Repeat the listing that follows, character for character, minus the pictures.

# # # #

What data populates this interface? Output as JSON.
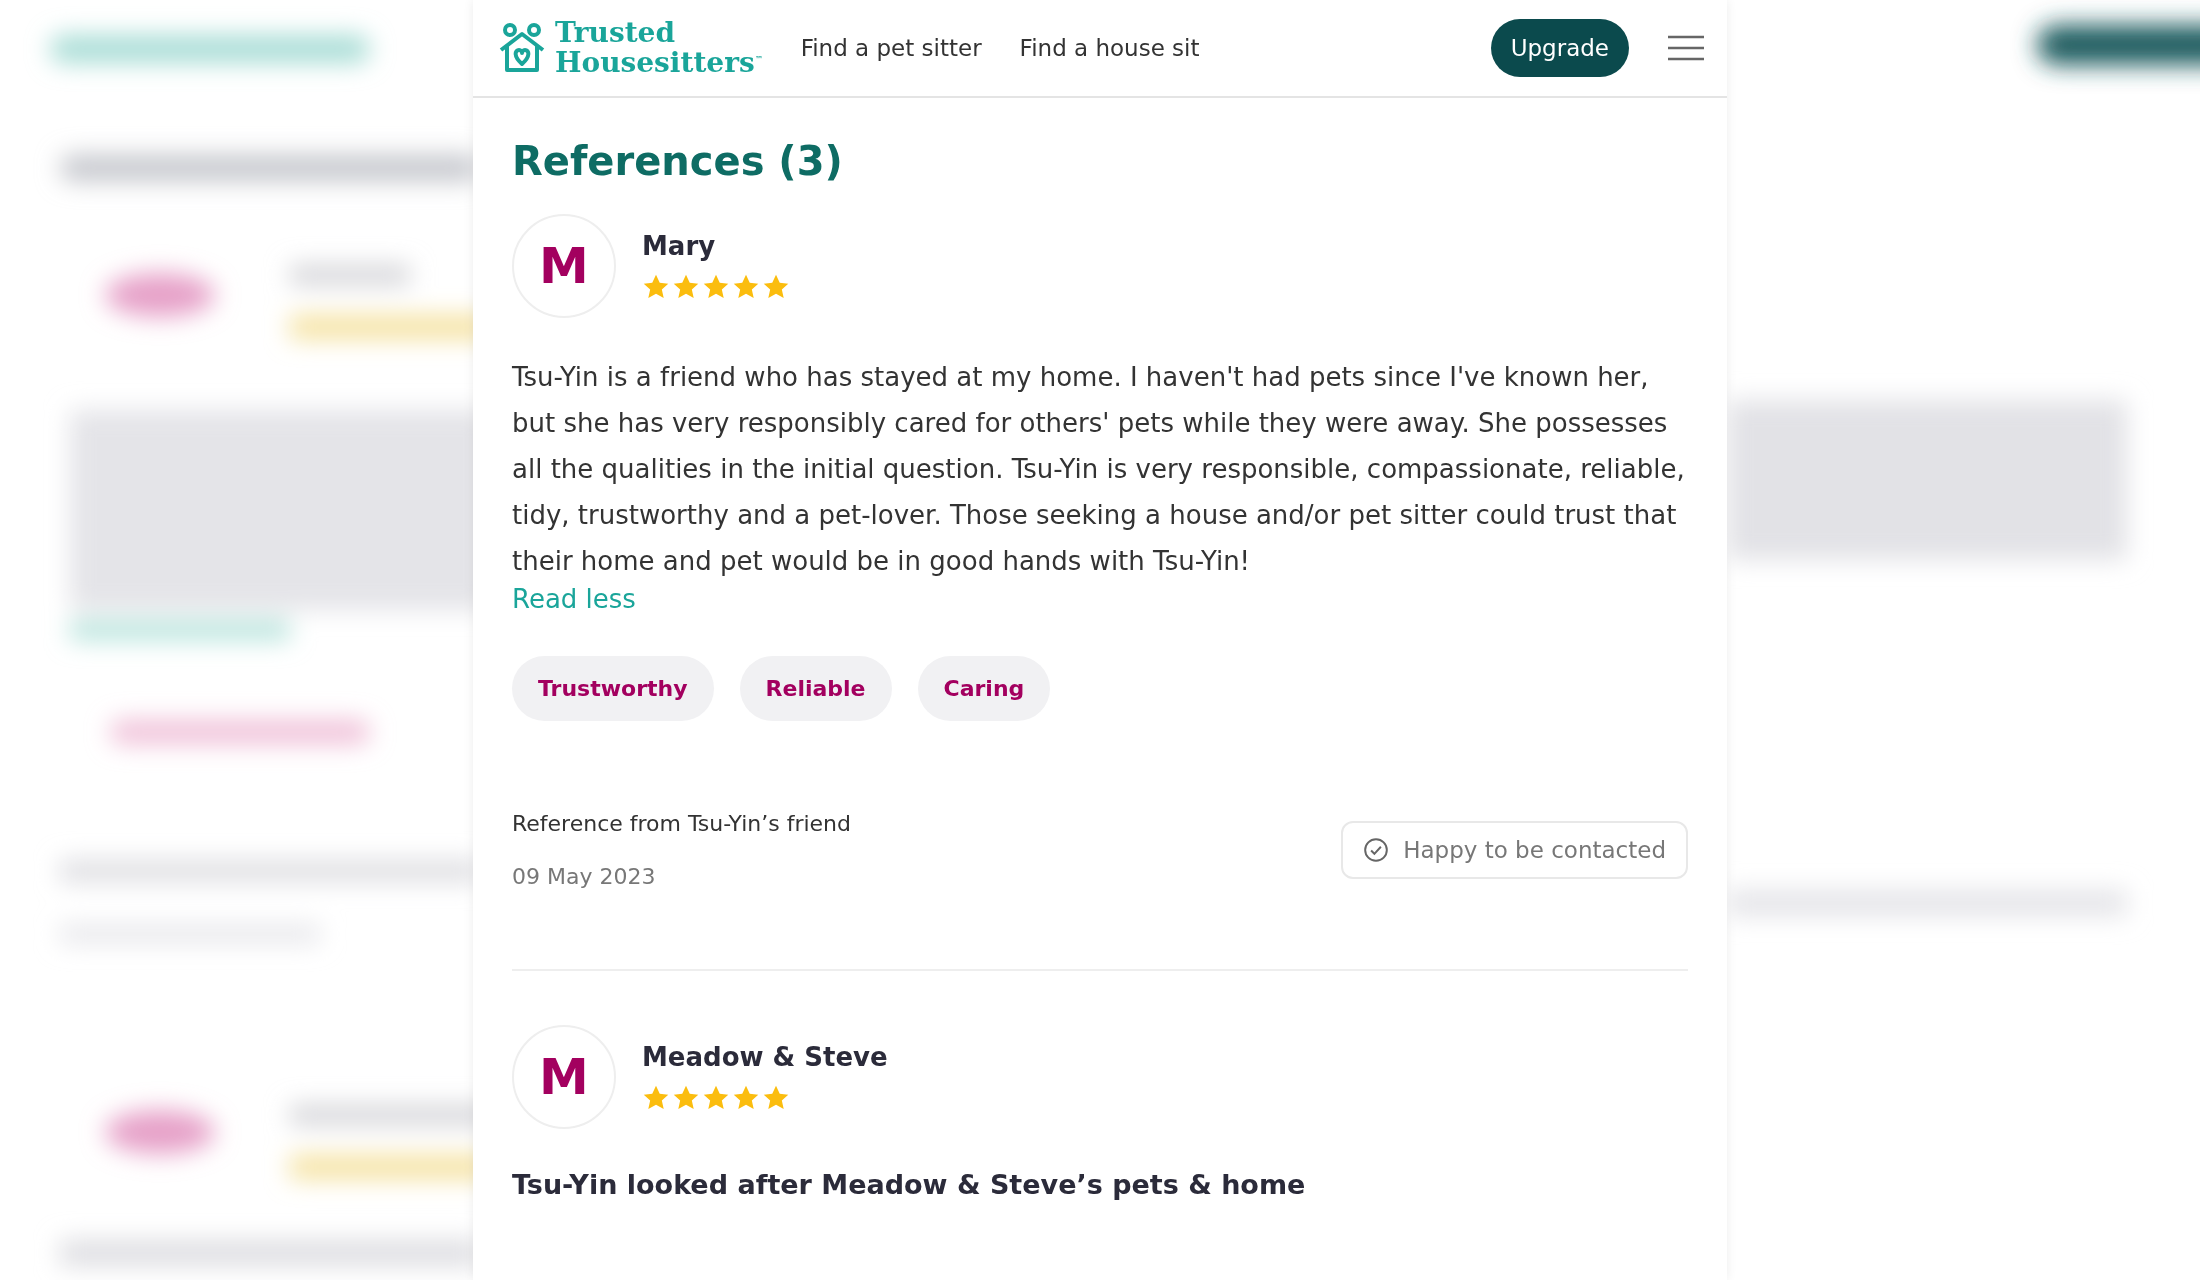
{
  "header": {
    "logo": {
      "line1": "Trusted",
      "line2": "Housesitters",
      "mark": "™"
    },
    "nav": [
      {
        "label": "Find a pet sitter"
      },
      {
        "label": "Find a house sit"
      }
    ],
    "upgrade": "Upgrade"
  },
  "section": {
    "title": "References (3)"
  },
  "references": [
    {
      "initial": "M",
      "name": "Mary",
      "stars": 5,
      "text": "Tsu-Yin is a friend who has stayed at my home. I haven't had pets since I've known her, but she has very responsibly cared for others' pets while they were away. She possesses all the qualities in the initial question. Tsu-Yin is very responsible, compassionate, reliable, tidy, trustworthy and a pet-lover. Those seeking a house and/or pet sitter could trust that their home and pet would be in good hands with Tsu-Yin!",
      "toggle": "Read less",
      "tags": [
        "Trustworthy",
        "Reliable",
        "Caring"
      ],
      "relation": "Reference from Tsu-Yin’s friend",
      "date": "09 May 2023",
      "contact": "Happy to be contacted"
    },
    {
      "initial": "M",
      "name": "Meadow & Steve",
      "stars": 5,
      "headline": "Tsu-Yin looked after Meadow & Steve’s pets & home"
    }
  ]
}
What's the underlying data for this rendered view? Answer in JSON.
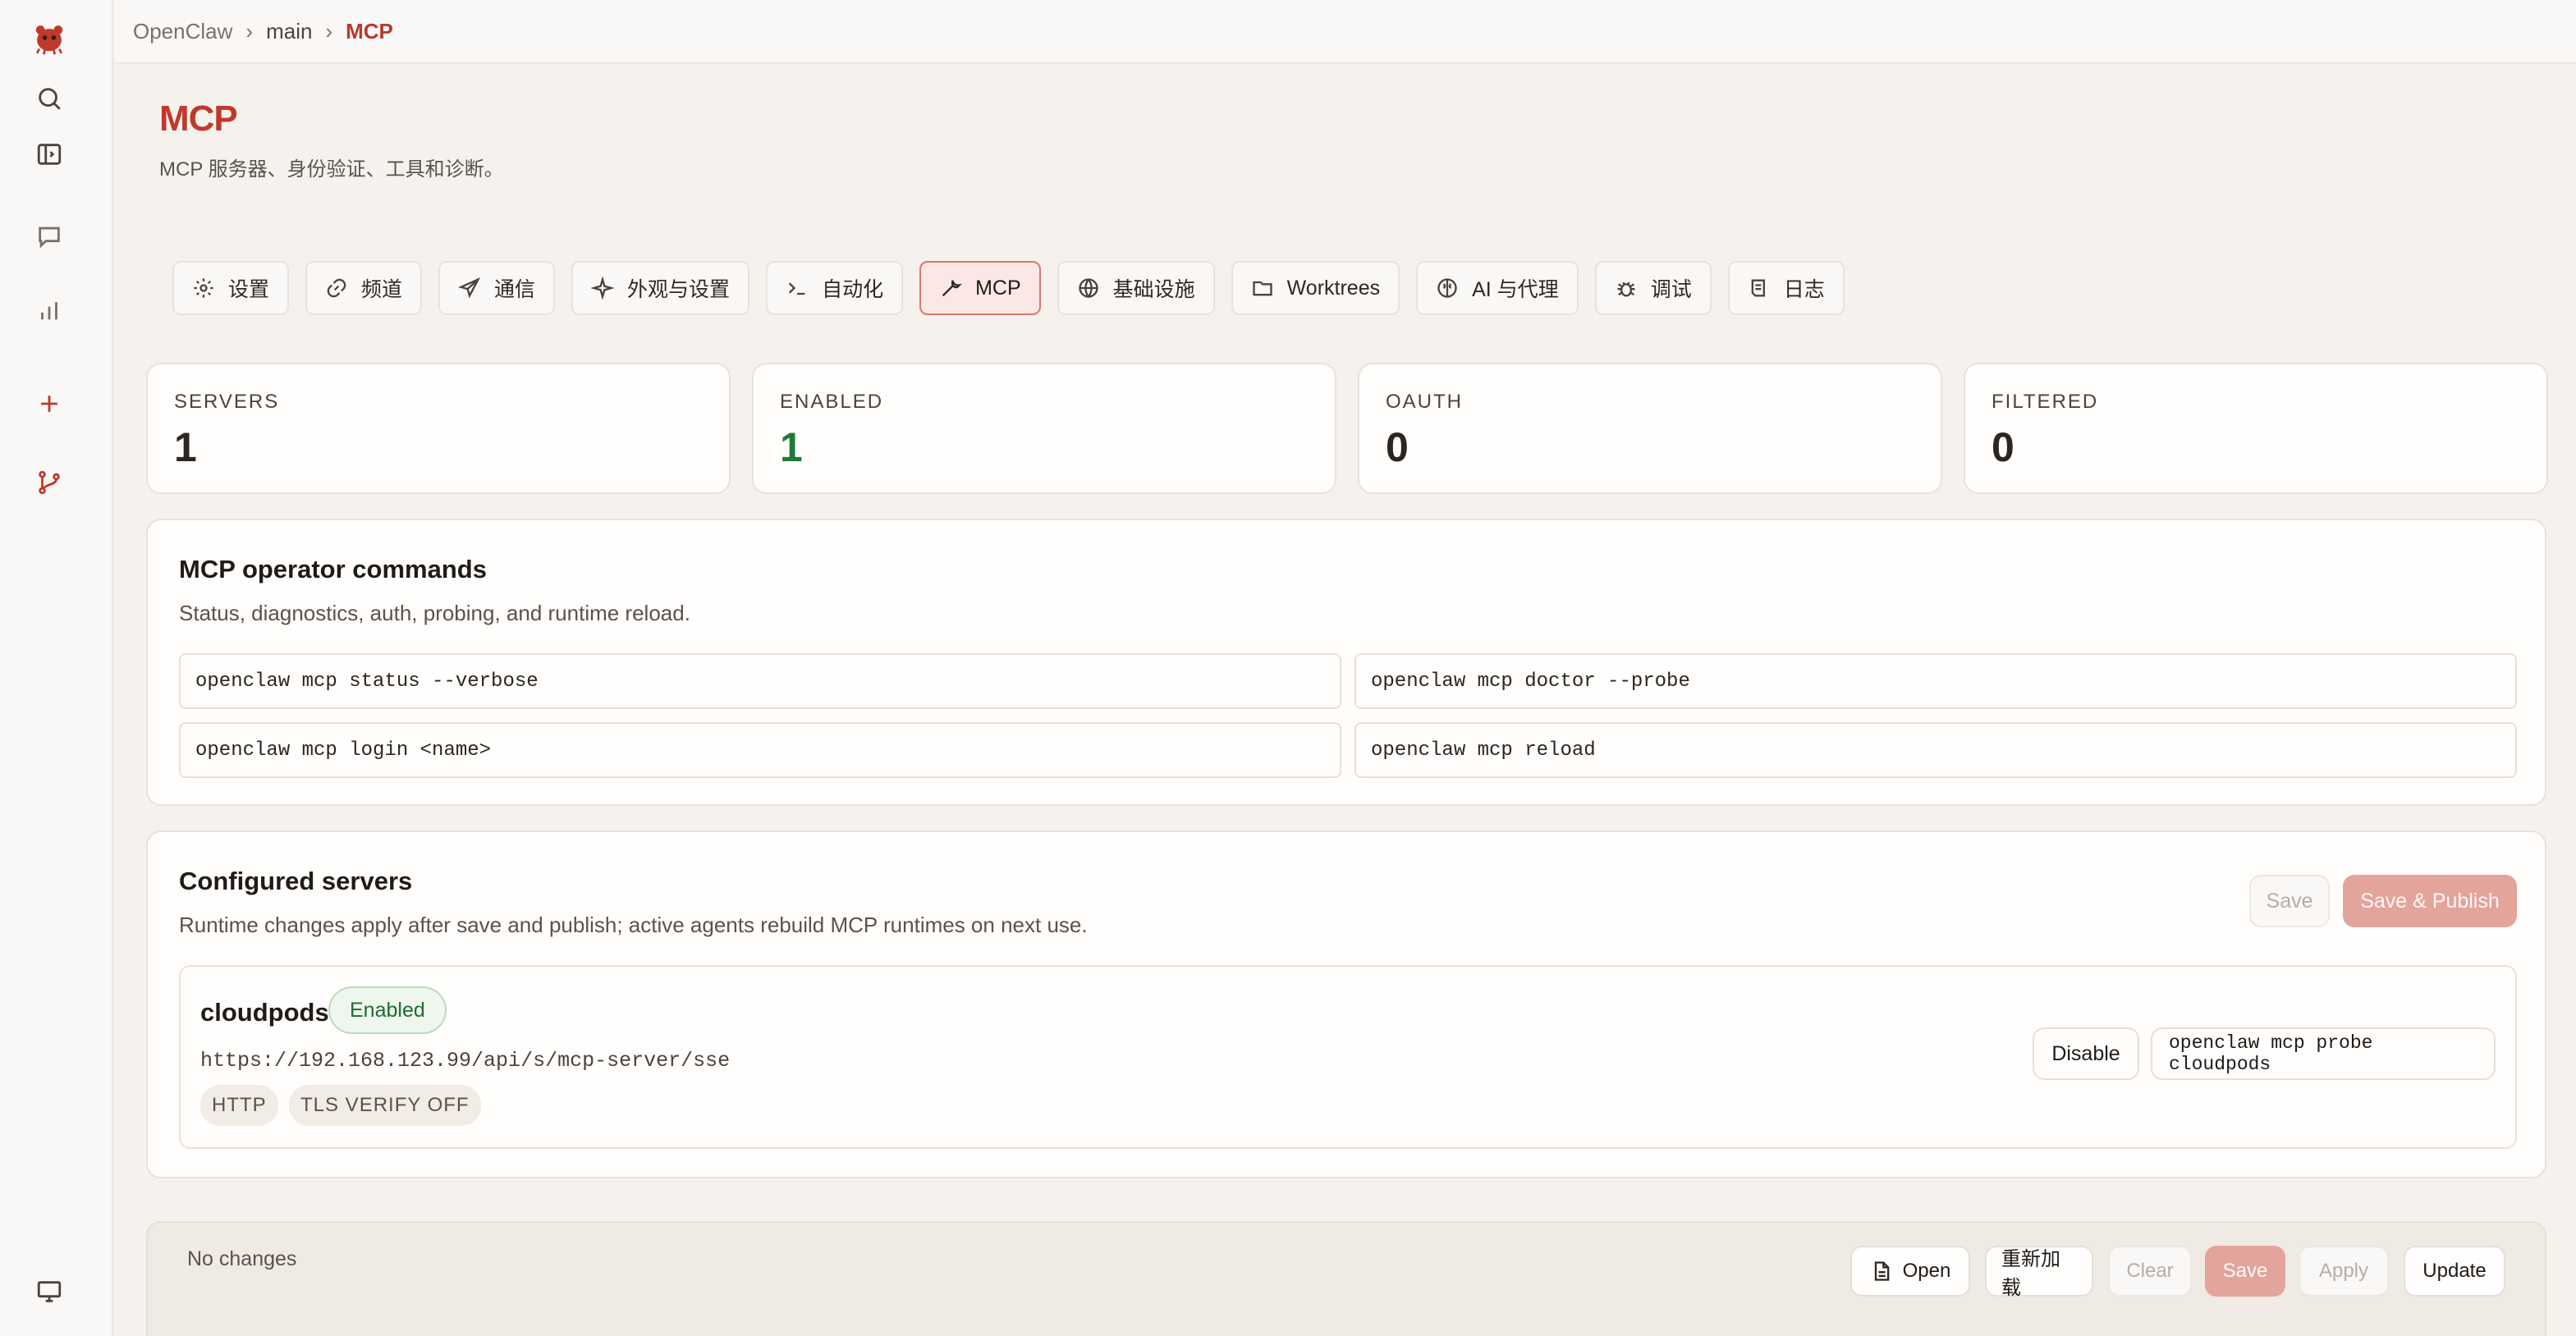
{
  "breadcrumb": [
    "OpenClaw",
    "main",
    "MCP"
  ],
  "page": {
    "title": "MCP",
    "subtitle": "MCP 服务器、身份验证、工具和诊断。"
  },
  "tabs": [
    {
      "label": "设置",
      "icon": "gear-icon"
    },
    {
      "label": "频道",
      "icon": "link-icon"
    },
    {
      "label": "通信",
      "icon": "send-icon"
    },
    {
      "label": "外观与设置",
      "icon": "sparkle-icon"
    },
    {
      "label": "自动化",
      "icon": "terminal-icon"
    },
    {
      "label": "MCP",
      "icon": "wrench-icon",
      "active": true
    },
    {
      "label": "基础设施",
      "icon": "globe-icon"
    },
    {
      "label": "Worktrees",
      "icon": "folder-icon"
    },
    {
      "label": "AI 与代理",
      "icon": "brain-icon"
    },
    {
      "label": "调试",
      "icon": "bug-icon"
    },
    {
      "label": "日志",
      "icon": "log-icon"
    }
  ],
  "stats": [
    {
      "label": "SERVERS",
      "value": "1"
    },
    {
      "label": "ENABLED",
      "value": "1"
    },
    {
      "label": "OAUTH",
      "value": "0"
    },
    {
      "label": "FILTERED",
      "value": "0"
    }
  ],
  "operator": {
    "title": "MCP operator commands",
    "desc": "Status, diagnostics, auth, probing, and runtime reload.",
    "commands": [
      "openclaw mcp status --verbose",
      "openclaw mcp doctor --probe",
      "openclaw mcp login <name>",
      "openclaw mcp reload"
    ]
  },
  "servers_panel": {
    "title": "Configured servers",
    "desc": "Runtime changes apply after save and publish; active agents rebuild MCP runtimes on next use.",
    "save_label": "Save",
    "save_publish_label": "Save & Publish",
    "server": {
      "name": "cloudpods",
      "status": "Enabled",
      "url": "https://192.168.123.99/api/s/mcp-server/sse",
      "tags": [
        "HTTP",
        "TLS VERIFY OFF"
      ],
      "disable_label": "Disable",
      "probe_command": "openclaw mcp probe cloudpods"
    }
  },
  "footer": {
    "status": "No changes",
    "open_label": "Open",
    "reload_label": "重新加载",
    "clear_label": "Clear",
    "save_label": "Save",
    "apply_label": "Apply",
    "update_label": "Update"
  },
  "colors": {
    "accent": "#c0392b",
    "enabled_green": "#1f7a3a",
    "background": "#f5f2ee"
  }
}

# # # #

*RESPONSE*.
What data populates this interface? Output as JSON.
{
  "header": {
    "logo": {
      "line1": "Trusted",
      "line2": "Housesitters",
      "mark": "™"
    },
    "nav": [
      {
        "label": "Find a pet sitter"
      },
      {
        "label": "Find a house sit"
      }
    ],
    "upgrade": "Upgrade"
  },
  "section": {
    "title": "References (3)"
  },
  "references": [
    {
      "initial": "M",
      "name": "Mary",
      "stars": 5,
      "text": "Tsu-Yin is a friend who has stayed at my home. I haven't had pets since I've known her, but she has very responsibly cared for others' pets while they were away. She possesses all the qualities in the initial question. Tsu-Yin is very responsible, compassionate, reliable, tidy, trustworthy and a pet-lover. Those seeking a house and/or pet sitter could trust that their home and pet would be in good hands with Tsu-Yin!",
      "toggle": "Read less",
      "tags": [
        "Trustworthy",
        "Reliable",
        "Caring"
      ],
      "relation": "Reference from Tsu-Yin’s friend",
      "date": "09 May 2023",
      "contact": "Happy to be contacted"
    },
    {
      "initial": "M",
      "name": "Meadow & Steve",
      "stars": 5,
      "headline": "Tsu-Yin looked after Meadow & Steve’s pets & home"
    }
  ]
}
What's the underlying data for this rendered view? Answer in JSON.
{
  "breadcrumb": [
    "OpenClaw",
    "main",
    "MCP"
  ],
  "page": {
    "title": "MCP",
    "subtitle": "MCP 服务器、身份验证、工具和诊断。"
  },
  "tabs": [
    {
      "label": "设置",
      "icon": "gear-icon"
    },
    {
      "label": "频道",
      "icon": "link-icon"
    },
    {
      "label": "通信",
      "icon": "send-icon"
    },
    {
      "label": "外观与设置",
      "icon": "sparkle-icon"
    },
    {
      "label": "自动化",
      "icon": "terminal-icon"
    },
    {
      "label": "MCP",
      "icon": "wrench-icon",
      "active": true
    },
    {
      "label": "基础设施",
      "icon": "globe-icon"
    },
    {
      "label": "Worktrees",
      "icon": "folder-icon"
    },
    {
      "label": "AI 与代理",
      "icon": "brain-icon"
    },
    {
      "label": "调试",
      "icon": "bug-icon"
    },
    {
      "label": "日志",
      "icon": "log-icon"
    }
  ],
  "stats": [
    {
      "label": "SERVERS",
      "value": "1"
    },
    {
      "label": "ENABLED",
      "value": "1"
    },
    {
      "label": "OAUTH",
      "value": "0"
    },
    {
      "label": "FILTERED",
      "value": "0"
    }
  ],
  "operator": {
    "title": "MCP operator commands",
    "desc": "Status, diagnostics, auth, probing, and runtime reload.",
    "commands": [
      "openclaw mcp status --verbose",
      "openclaw mcp doctor --probe",
      "openclaw mcp login <name>",
      "openclaw mcp reload"
    ]
  },
  "servers_panel": {
    "title": "Configured servers",
    "desc": "Runtime changes apply after save and publish; active agents rebuild MCP runtimes on next use.",
    "save_label": "Save",
    "save_publish_label": "Save & Publish",
    "server": {
      "name": "cloudpods",
      "status": "Enabled",
      "url": "https://192.168.123.99/api/s/mcp-server/sse",
      "tags": [
        "HTTP",
        "TLS VERIFY OFF"
      ],
      "disable_label": "Disable",
      "probe_command": "openclaw mcp probe cloudpods"
    }
  },
  "footer": {
    "status": "No changes",
    "open_label": "Open",
    "reload_label": "重新加载",
    "clear_label": "Clear",
    "save_label": "Save",
    "apply_label": "Apply",
    "update_label": "Update"
  },
  "colors": {
    "accent": "#c0392b",
    "enabled_green": "#1f7a3a",
    "background": "#f5f2ee"
  }
}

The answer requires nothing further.